Given instruction: Reproduce every entry below precisely. Pictures are excluded from the copy.

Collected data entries
##############################
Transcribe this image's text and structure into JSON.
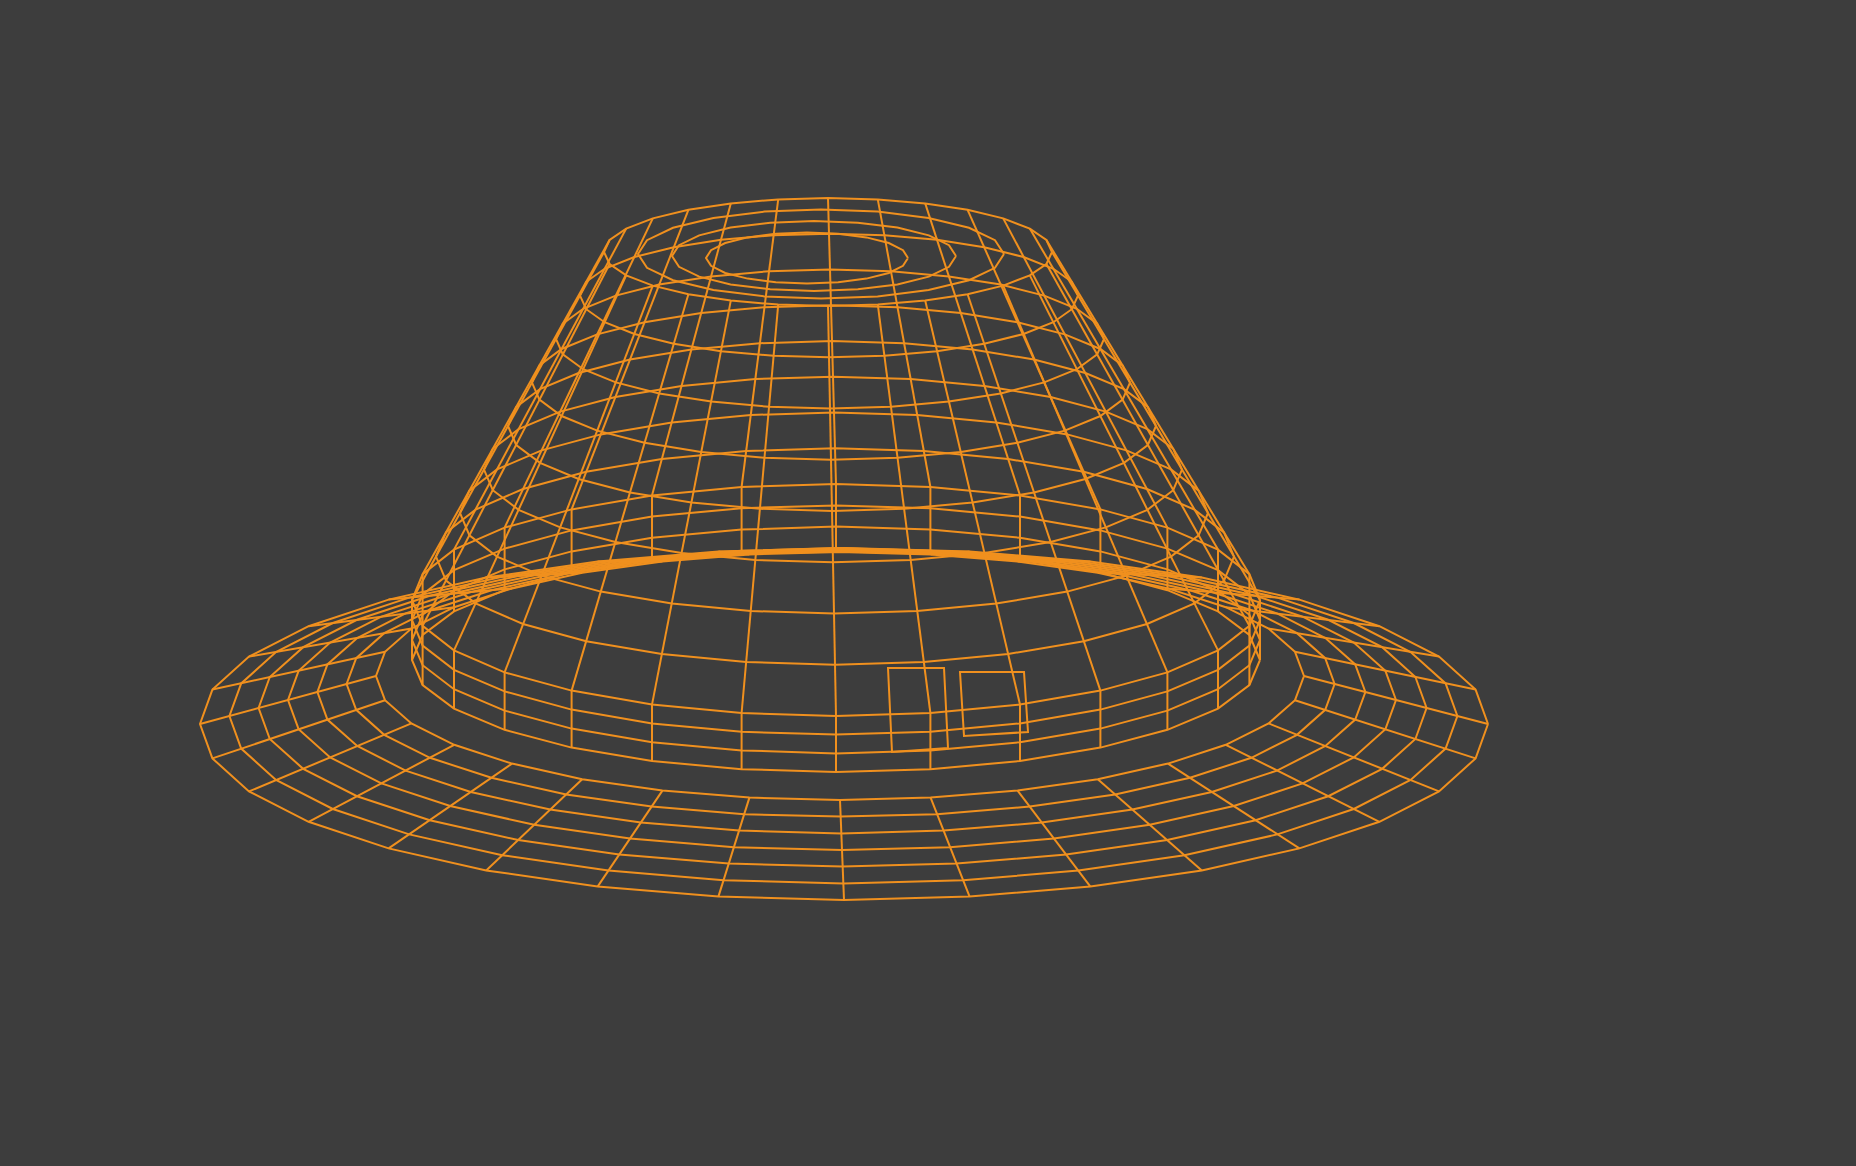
{
  "viewport": {
    "object": {
      "selected": true
    }
  }
}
##############################
Output for this task:
Transcribe this image's text and structure into JSON.
{
  "viewport": {
    "object": {
      "selected": true
    }
  }
}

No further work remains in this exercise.